## The exercise
Filter this material down to the lines that hold "consumidors", copying each one.

Recorded data
----

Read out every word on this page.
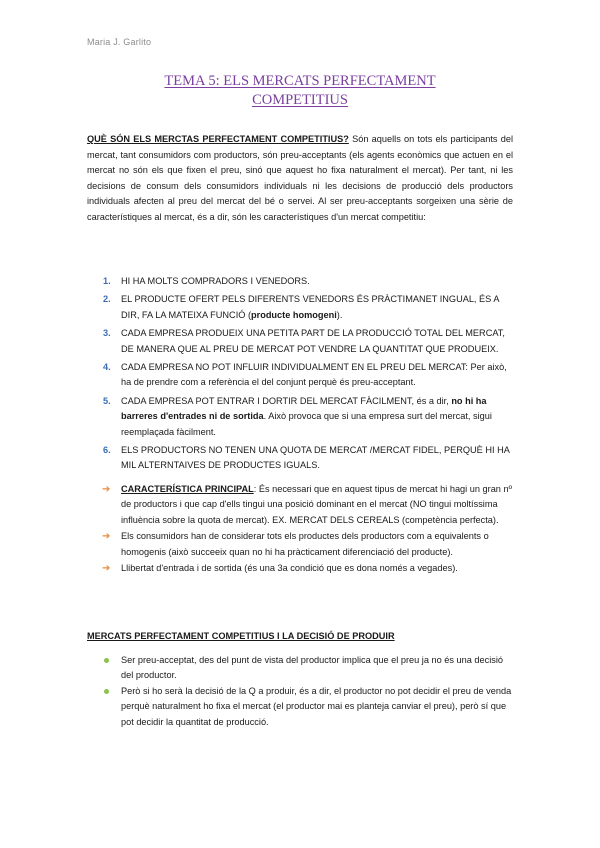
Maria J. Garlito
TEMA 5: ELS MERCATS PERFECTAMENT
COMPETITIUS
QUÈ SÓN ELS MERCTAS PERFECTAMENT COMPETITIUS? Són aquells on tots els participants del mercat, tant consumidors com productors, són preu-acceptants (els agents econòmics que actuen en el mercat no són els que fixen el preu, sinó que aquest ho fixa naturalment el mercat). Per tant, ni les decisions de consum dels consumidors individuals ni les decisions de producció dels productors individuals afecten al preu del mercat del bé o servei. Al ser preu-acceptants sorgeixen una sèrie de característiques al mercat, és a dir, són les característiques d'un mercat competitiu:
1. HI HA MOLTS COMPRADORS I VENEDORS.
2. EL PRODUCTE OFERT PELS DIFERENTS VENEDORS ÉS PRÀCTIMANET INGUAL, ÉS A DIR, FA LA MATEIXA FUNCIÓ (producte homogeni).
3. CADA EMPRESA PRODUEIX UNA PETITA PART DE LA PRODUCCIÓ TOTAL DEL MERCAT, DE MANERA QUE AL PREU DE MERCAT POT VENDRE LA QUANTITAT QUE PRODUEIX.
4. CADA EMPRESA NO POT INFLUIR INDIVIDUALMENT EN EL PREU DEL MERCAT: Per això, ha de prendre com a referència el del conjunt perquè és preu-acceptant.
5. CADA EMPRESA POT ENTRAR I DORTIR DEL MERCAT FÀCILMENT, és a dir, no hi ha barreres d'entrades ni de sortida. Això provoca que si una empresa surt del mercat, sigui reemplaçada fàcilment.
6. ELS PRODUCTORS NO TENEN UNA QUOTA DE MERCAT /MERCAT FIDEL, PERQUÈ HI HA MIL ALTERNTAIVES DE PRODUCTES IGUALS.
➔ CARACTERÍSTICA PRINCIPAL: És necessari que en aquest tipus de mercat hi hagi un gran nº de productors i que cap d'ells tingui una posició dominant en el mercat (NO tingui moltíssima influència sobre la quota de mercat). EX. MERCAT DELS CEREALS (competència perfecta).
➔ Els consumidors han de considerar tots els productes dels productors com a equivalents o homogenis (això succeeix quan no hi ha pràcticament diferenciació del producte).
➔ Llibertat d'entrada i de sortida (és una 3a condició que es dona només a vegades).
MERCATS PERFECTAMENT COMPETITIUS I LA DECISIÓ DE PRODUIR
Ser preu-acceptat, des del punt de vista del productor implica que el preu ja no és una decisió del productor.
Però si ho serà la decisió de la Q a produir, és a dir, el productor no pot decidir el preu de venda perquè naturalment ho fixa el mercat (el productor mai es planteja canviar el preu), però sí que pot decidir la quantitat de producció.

----

## The response
QUÈ SÓN ELS MERCTAS PERFECTAMENT COMPETITIUS? Són aquells on tots els participants del mercat, tant consumidors com productors, són preu-acceptants (els agents econòmics que actuen en el mercat no són els que fixen el preu, sinó que aquest ho fixa naturalment el mercat). Per tant, ni les decisions de consum dels consumidors individuals ni les decisions de producció dels productors individuals afecten al preu del mercat del bé o servei. Al ser preu-acceptants sorgeixen una sèrie de característiques al mercat, és a dir, són les característiques d'un mercat competitiu:
➔ Els consumidors han de considerar tots els productes dels productors com a equivalents o homogenis (això succeeix quan no hi ha pràcticament diferenciació del producte).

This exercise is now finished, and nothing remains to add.